Given problem: Each line of the material must be repeated precisely, with the pictures left out.

Saved entries
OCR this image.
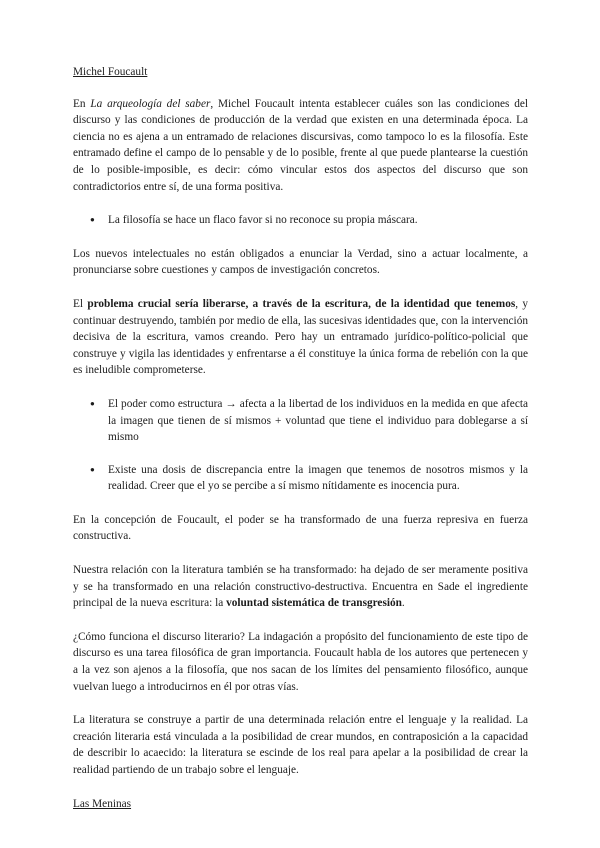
Michel Foucault

En La arqueología del saber, Michel Foucault intenta establecer cuáles son las condiciones del discurso y las condiciones de producción de la verdad que existen en una determinada época. La ciencia no es ajena a un entramado de relaciones discursivas, como tampoco lo es la filosofía. Este entramado define el campo de lo pensable y de lo posible, frente al que puede plantearse la cuestión de lo posible-imposible, es decir: cómo vincular estos dos aspectos del discurso que son contradictorios entre sí, de una forma positiva.

● La filosofía se hace un flaco favor si no reconoce su propia máscara.

Los nuevos intelectuales no están obligados a enunciar la Verdad, sino a actuar localmente, a pronunciarse sobre cuestiones y campos de investigación concretos.

El problema crucial sería liberarse, a través de la escritura, de la identidad que tenemos, y continuar destruyendo, también por medio de ella, las sucesivas identidades que, con la intervención decisiva de la escritura, vamos creando. Pero hay un entramado jurídico-político-policial que construye y vigila las identidades y enfrentarse a él constituye la única forma de rebelión con la que es ineludible comprometerse.

● El poder como estructura → afecta a la libertad de los individuos en la medida en que afecta la imagen que tienen de sí mismos + voluntad que tiene el individuo para doblegarse a sí mismo
● Existe una dosis de discrepancia entre la imagen que tenemos de nosotros mismos y la realidad. Creer que el yo se percibe a sí mismo nítidamente es inocencia pura.

En la concepción de Foucault, el poder se ha transformado de una fuerza represiva en fuerza constructiva.

Nuestra relación con la literatura también se ha transformado: ha dejado de ser meramente positiva y se ha transformado en una relación constructivo-destructiva. Encuentra en Sade el ingrediente principal de la nueva escritura: la voluntad sistemática de transgresión.

¿Cómo funciona el discurso literario? La indagación a propósito del funcionamiento de este tipo de discurso es una tarea filosófica de gran importancia. Foucault habla de los autores que pertenecen y a la vez son ajenos a la filosofía, que nos sacan de los límites del pensamiento filosófico, aunque vuelvan luego a introducirnos en él por otras vías.

La literatura se construye a partir de una determinada relación entre el lenguaje y la realidad. La creación literaria está vinculada a la posibilidad de crear mundos, en contraposición a la capacidad de describir lo acaecido: la literatura se escinde de los real para apelar a la posibilidad de crear la realidad partiendo de un trabajo sobre el lenguaje.

Las Meninas
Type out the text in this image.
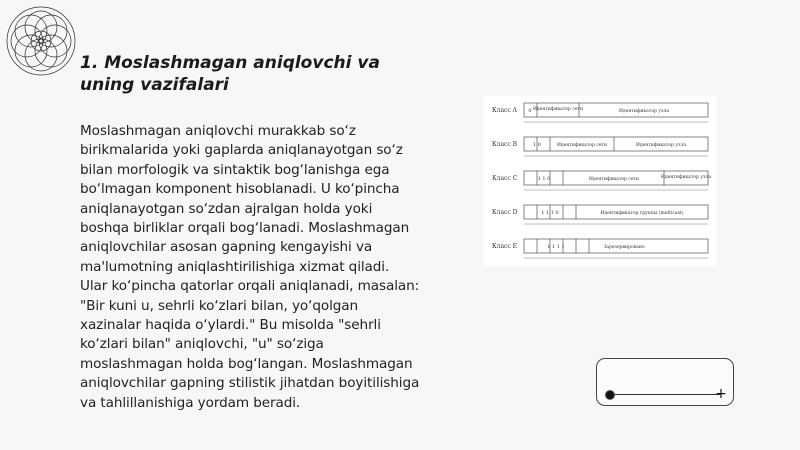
1. Moslashmagan aniqlovchi va uning vazifalari

Moslashmagan aniqlovchi murakkab so‘z birikmalarida yoki gaplarda aniqlanayotgan so‘z bilan morfologik va sintaktik bog‘lanishga ega bo‘lmagan komponent hisoblanadi. U ko‘pincha aniqlanayotgan so‘zdan ajralgan holda yoki boshqa birliklar orqali bog‘lanadi. Moslashmagan aniqlovchilar asosan gapning kengayishi va ma'lumotning aniqlashtirilishiga xizmat qiladi. Ular ko‘pincha qatorlar orqali aniqlanadi, masalan: "Bir kuni u, sehrli ko‘zlari bilan, yo‘qolgan xazinalar haqida o‘ylardi." Bu misolda "sehrli ko‘zlari bilan" aniqlovchi, "u" so‘ziga moslashmagan holda bog‘langan. Moslashmagan aniqlovchilar gapning stilistik jihatdan boyitilishiga va tahlillanishiga yordam beradi.

Класс A 0 Идентификатор сети	Идентификатор узла
Класс B	1 0	Идентификатор сети	Идентификатор узла
Класс C	1 1 0	Идентификатор сети	Идентификатор узла
Класс D	1 1 1 0	Идентификатор группы (multicast)
Класс E	1 1 1 1	Зарезервировано
+
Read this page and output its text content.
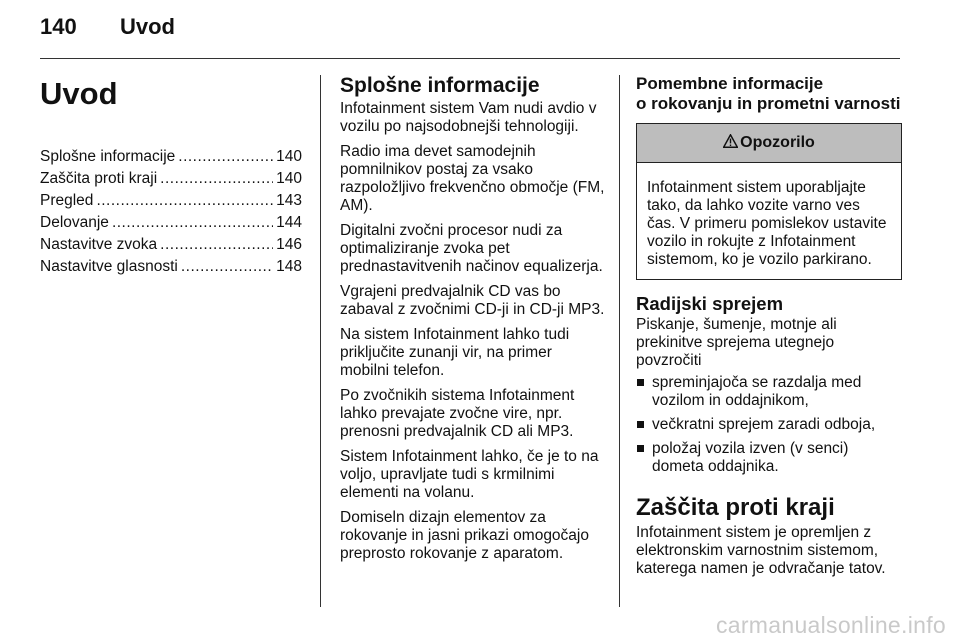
140 Uvod
Uvod
Splošne informacije .....	140
Zaščita proti kraji .....	140
Pregled .....	143
Delovanje .....	144
Nastavitve zvoka .....	146
Nastavitve glasnosti .....	148
Splošne informacije

Infotainment sistem Vam nudi avdio v vozilu po najsodobnejši tehnologiji.

Radio ima devet samodejnih pomnilnikov postaj za vsako razpoložljivo frekvenčno območje (FM, AM).

Digitalni zvočni procesor nudi za optimaliziranje zvoka pet prednastavitvenih načinov equalizerja.

Vgrajeni predvajalnik CD vas bo zabaval z zvočnimi CD-ji in CD-ji MP3.

Na sistem Infotainment lahko tudi priključite zunanji vir, na primer mobilni telefon.

Po zvočnikih sistema Infotainment lahko prevajate zvočne vire, npr. prenosni predvajalnik CD ali MP3.

Sistem Infotainment lahko, če je to na voljo, upravljate tudi s krmilnimi elementi na volanu.

Domiseln dizajn elementov za rokovanje in jasni prikazi omogočajo preprosto rokovanje z aparatom.

Pomembne informacije
o rokovanju in prometni varnosti
Opozorilo
Infotainment sistem uporabljajte tako, da lahko vozite varno ves čas. V primeru pomislekov ustavite vozilo in rokujte z Infotainment sistemom, ko je vozilo parkirano.
Radijski sprejem

Piskanje, šumenje, motnje ali prekinitve sprejema utegnejo povzročiti

spreminjajoča se razdalja med vozilom in oddajnikom,
večkratni sprejem zaradi odboja,
položaj vozila izven (v senci) dometa oddajnika.
Zaščita proti kraji

Infotainment sistem je opremljen z elektronskim varnostnim sistemom, katerega namen je odvračanje tatov.

carmanualsonline.info
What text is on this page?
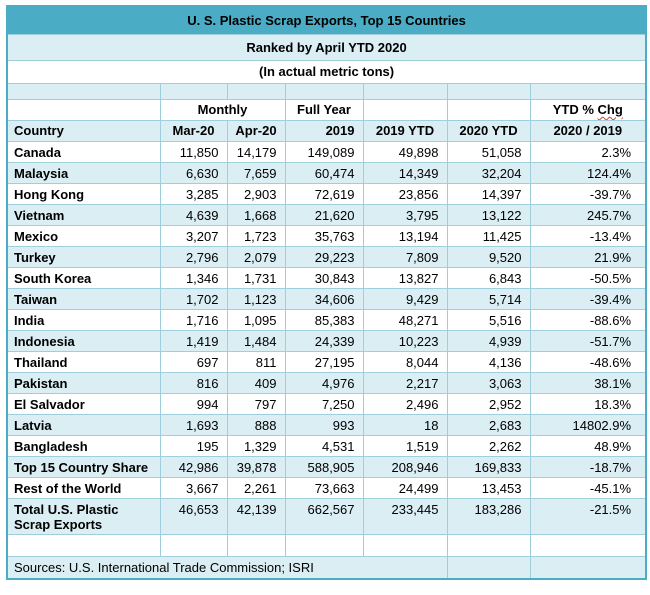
U. S. Plastic Scrap Exports, Top 15 Countries						
Ranked by April YTD 2020						
(In actual metric tons)						

	Monthly		Full Year			YTD % Chg
Country	Mar-20	Apr-20	2019	2019 YTD	2020 YTD	2020 / 2019
Canada	11,850	14,179	149,089	49,898	51,058	2.3%
Malaysia	6,630	7,659	60,474	14,349	32,204	124.4%
Hong Kong	3,285	2,903	72,619	23,856	14,397	-39.7%
Vietnam	4,639	1,668	21,620	3,795	13,122	245.7%
Mexico	3,207	1,723	35,763	13,194	11,425	-13.4%
Turkey	2,796	2,079	29,223	7,809	9,520	21.9%
South Korea	1,346	1,731	30,843	13,827	6,843	-50.5%
Taiwan	1,702	1,123	34,606	9,429	5,714	-39.4%
India	1,716	1,095	85,383	48,271	5,516	-88.6%
Indonesia	1,419	1,484	24,339	10,223	4,939	-51.7%
Thailand	697	811	27,195	8,044	4,136	-48.6%
Pakistan	816	409	4,976	2,217	3,063	38.1%
El Salvador	994	797	7,250	2,496	2,952	18.3%
Latvia	1,693	888	993	18	2,683	14802.9%
Bangladesh	195	1,329	4,531	1,519	2,262	48.9%
Top 15 Country Share	42,986	39,878	588,905	208,946	169,833	-18.7%
Rest of the World	3,667	2,261	73,663	24,499	13,453	-45.1%
Total U.S. Plastic Scrap Exports	46,653	42,139	662,567	233,445	183,286	-21.5%

Sources: U.S. International Trade Commission; ISRI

Task result:
OCR this image.
Michel Foucault

En La arqueología del saber, Michel Foucault intenta establecer cuáles son las condiciones del discurso y las condiciones de producción de la verdad que existen en una determinada época. La ciencia no es ajena a un entramado de relaciones discursivas, como tampoco lo es la filosofía. Este entramado define el campo de lo pensable y de lo posible, frente al que puede plantearse la cuestión de lo posible-imposible, es decir: cómo vincular estos dos aspectos del discurso que son contradictorios entre sí, de una forma positiva.

● La filosofía se hace un flaco favor si no reconoce su propia máscara.

Los nuevos intelectuales no están obligados a enunciar la Verdad, sino a actuar localmente, a pronunciarse sobre cuestiones y campos de investigación concretos.

El problema crucial sería liberarse, a través de la escritura, de la identidad que tenemos, y continuar destruyendo, también por medio de ella, las sucesivas identidades que, con la intervención decisiva de la escritura, vamos creando. Pero hay un entramado jurídico-político-policial que construye y vigila las identidades y enfrentarse a él constituye la única forma de rebelión con la que es ineludible comprometerse.

● El poder como estructura → afecta a la libertad de los individuos en la medida en que afecta la imagen que tienen de sí mismos + voluntad que tiene el individuo para doblegarse a sí mismo
● Existe una dosis de discrepancia entre la imagen que tenemos de nosotros mismos y la realidad. Creer que el yo se percibe a sí mismo nítidamente es inocencia pura.

En la concepción de Foucault, el poder se ha transformado de una fuerza represiva en fuerza constructiva.

Nuestra relación con la literatura también se ha transformado: ha dejado de ser meramente positiva y se ha transformado en una relación constructivo-destructiva. Encuentra en Sade el ingrediente principal de la nueva escritura: la voluntad sistemática de transgresión.

¿Cómo funciona el discurso literario? La indagación a propósito del funcionamiento de este tipo de discurso es una tarea filosófica de gran importancia. Foucault habla de los autores que pertenecen y a la vez son ajenos a la filosofía, que nos sacan de los límites del pensamiento filosófico, aunque vuelvan luego a introducirnos en él por otras vías.

La literatura se construye a partir de una determinada relación entre el lenguaje y la realidad. La creación literaria está vinculada a la posibilidad de crear mundos, en contraposición a la capacidad de describir lo acaecido: la literatura se escinde de los real para apelar a la posibilidad de crear la realidad partiendo de un trabajo sobre el lenguaje.

Las Meninas
Type out the text in this image.
1. Moslashmagan aniqlovchi va uning vazifalari

Moslashmagan aniqlovchi murakkab so‘z birikmalarida yoki gaplarda aniqlanayotgan so‘z bilan morfologik va sintaktik bog‘lanishga ega bo‘lmagan komponent hisoblanadi. U ko‘pincha aniqlanayotgan so‘zdan ajralgan holda yoki boshqa birliklar orqali bog‘lanadi. Moslashmagan aniqlovchilar asosan gapning kengayishi va ma'lumotning aniqlashtirilishiga xizmat qiladi. Ular ko‘pincha qatorlar orqali aniqlanadi, masalan: "Bir kuni u, sehrli ko‘zlari bilan, yo‘qolgan xazinalar haqida o‘ylardi." Bu misolda "sehrli ko‘zlari bilan" aniqlovchi, "u" so‘ziga moslashmagan holda bog‘langan. Moslashmagan aniqlovchilar gapning stilistik jihatdan boyitilishiga va tahlillanishiga yordam beradi.

Класс A 0 Идентификатор сети	Идентификатор узла
Класс B	1 0	Идентификатор сети	Идентификатор узла
Класс C	1 1 0	Идентификатор сети	Идентификатор узла
Класс D	1 1 1 0	Идентификатор группы (multicast)
Класс E	1 1 1 1	Зарезервировано
+
Read this page and output its text content.
140 Uvod
Uvod
Splošne informacije .....	140
Zaščita proti kraji .....	140
Pregled .....	143
Delovanje .....	144
Nastavitve zvoka .....	146
Nastavitve glasnosti .....	148
Splošne informacije

Infotainment sistem Vam nudi avdio v vozilu po najsodobnejši tehnologiji.

Radio ima devet samodejnih pomnilnikov postaj za vsako razpoložljivo frekvenčno območje (FM, AM).

Digitalni zvočni procesor nudi za optimaliziranje zvoka pet prednastavitvenih načinov equalizerja.

Vgrajeni predvajalnik CD vas bo zabaval z zvočnimi CD-ji in CD-ji MP3.

Na sistem Infotainment lahko tudi priključite zunanji vir, na primer mobilni telefon.

Po zvočnikih sistema Infotainment lahko prevajate zvočne vire, npr. prenosni predvajalnik CD ali MP3.

Sistem Infotainment lahko, če je to na voljo, upravljate tudi s krmilnimi elementi na volanu.

Domiseln dizajn elementov za rokovanje in jasni prikazi omogočajo preprosto rokovanje z aparatom.

Pomembne informacije
o rokovanju in prometni varnosti
Opozorilo
Infotainment sistem uporabljajte tako, da lahko vozite varno ves čas. V primeru pomislekov ustavite vozilo in rokujte z Infotainment sistemom, ko je vozilo parkirano.
Radijski sprejem

Piskanje, šumenje, motnje ali prekinitve sprejema utegnejo povzročiti

spreminjajoča se razdalja med vozilom in oddajnikom,
večkratni sprejem zaradi odboja,
položaj vozila izven (v senci) dometa oddajnika.
Zaščita proti kraji

Infotainment sistem je opremljen z elektronskim varnostnim sistemom, katerega namen je odvračanje tatov.

carmanualsonline.info
What text is on this page?
U. S. Plastic Scrap Exports, Top 15 Countries						
Ranked by April YTD 2020						
(In actual metric tons)						

	Monthly		Full Year			YTD % Chg
Country	Mar-20	Apr-20	2019	2019 YTD	2020 YTD	2020 / 2019
Canada	11,850	14,179	149,089	49,898	51,058	2.3%
Malaysia	6,630	7,659	60,474	14,349	32,204	124.4%
Hong Kong	3,285	2,903	72,619	23,856	14,397	-39.7%
Vietnam	4,639	1,668	21,620	3,795	13,122	245.7%
Mexico	3,207	1,723	35,763	13,194	11,425	-13.4%
Turkey	2,796	2,079	29,223	7,809	9,520	21.9%
South Korea	1,346	1,731	30,843	13,827	6,843	-50.5%
Taiwan	1,702	1,123	34,606	9,429	5,714	-39.4%
India	1,716	1,095	85,383	48,271	5,516	-88.6%
Indonesia	1,419	1,484	24,339	10,223	4,939	-51.7%
Thailand	697	811	27,195	8,044	4,136	-48.6%
Pakistan	816	409	4,976	2,217	3,063	38.1%
El Salvador	994	797	7,250	2,496	2,952	18.3%
Latvia	1,693	888	993	18	2,683	14802.9%
Bangladesh	195	1,329	4,531	1,519	2,262	48.9%
Top 15 Country Share	42,986	39,878	588,905	208,946	169,833	-18.7%
Rest of the World	3,667	2,261	73,663	24,499	13,453	-45.1%
Total U.S. Plastic Scrap Exports	46,653	42,139	662,567	233,445	183,286	-21.5%

Sources: U.S. International Trade Commission; ISRI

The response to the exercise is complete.